Extracted records
-- begin --

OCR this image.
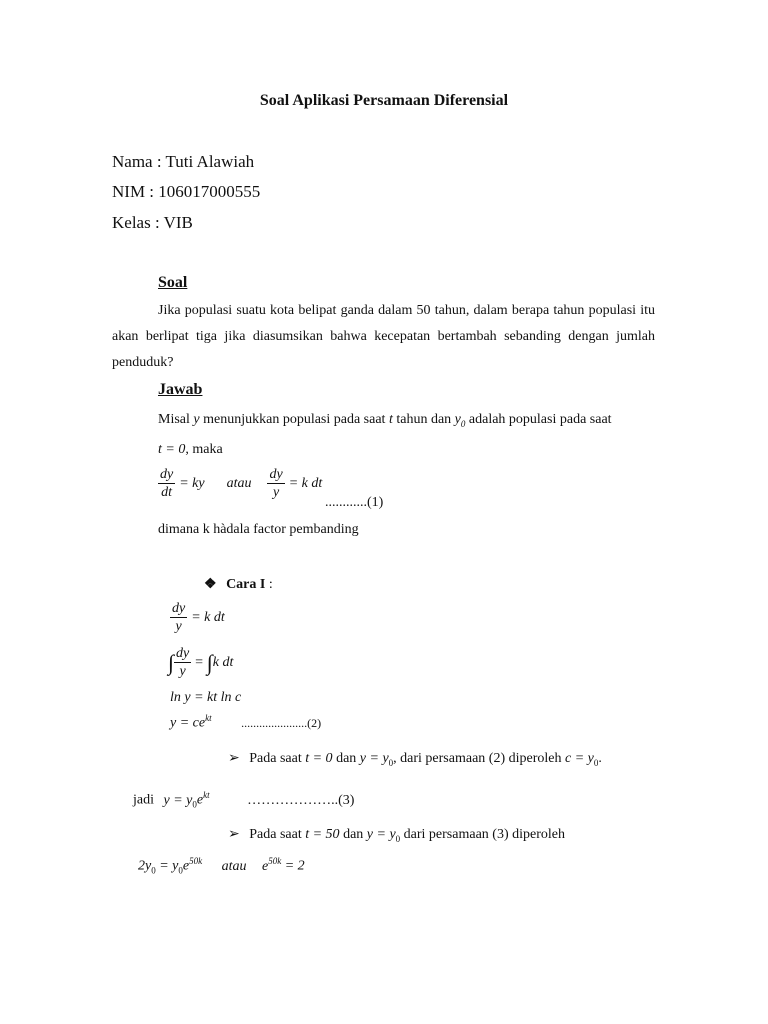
Soal Aplikasi Persamaan Diferensial
Nama : Tuti Alawiah
NIM : 106017000555
Kelas : VIB
Soal
Jika populasi suatu kota belipat ganda dalam 50 tahun, dalam berapa tahun populasi itu akan berlipat tiga jika diasumsikan bahwa kecepatan bertambah sebanding dengan jumlah penduduk?
Jawab
Misal y menunjukkan populasi pada saat t tahun dan $y_0$ adalah populasi pada saat
t = 0, maka
$\frac{dy}{dt}$ = ky atau $\frac{dy}{y} = k$ dt
............(1)
dimana k hàdala factor pembanding
❖ Cara I :
$\frac{dy}{y} = k$ dt
∫ $\frac{dy}{y}$ = ∫ k dt
ln y = kt ln c
$y = ce^{kt}$ ......................(2)
➢ Pada saat t = 0 dan $y = y_0$, dari persamaan (2) diperoleh $c = y_0$.
jadi $y = y_0e^{kt}$	………………..(3)
➢ Pada saat t = 50 dan $y = y_0$ dari persamaan (3) diperoleh
$2y_0 = y_0e^{50k}$ atau $e^{50k} = 2$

-- end --

*Requirements*: Copy the records exactly. Skip the pictures.

*Written solution*:
OCR this image.
Soal Aplikasi Persamaan Diferensial
Nama : Tuti Alawiah
NIM : 106017000555
Kelas : VIB
Soal
Jika populasi suatu kota belipat ganda dalam 50 tahun, dalam berapa tahun populasi itu akan berlipat tiga jika diasumsikan bahwa kecepatan bertambah sebanding dengan jumlah penduduk?
Jawab
Misal y menunjukkan populasi pada saat t tahun dan $y_0$ adalah populasi pada saat
t = 0, maka
$\frac{dy}{dt}$ = ky atau $\frac{dy}{y} = k$ dt
............(1)
dimana k hàdala factor pembanding
❖ Cara I :
$\frac{dy}{y} = k$ dt
∫ $\frac{dy}{y}$ = ∫ k dt
ln y = kt ln c
$y = ce^{kt}$ ......................(2)
➢ Pada saat t = 0 dan $y = y_0$, dari persamaan (2) diperoleh $c = y_0$.
jadi $y = y_0e^{kt}$	………………..(3)
➢ Pada saat t = 50 dan $y = y_0$ dari persamaan (3) diperoleh
$2y_0 = y_0e^{50k}$ atau $e^{50k} = 2$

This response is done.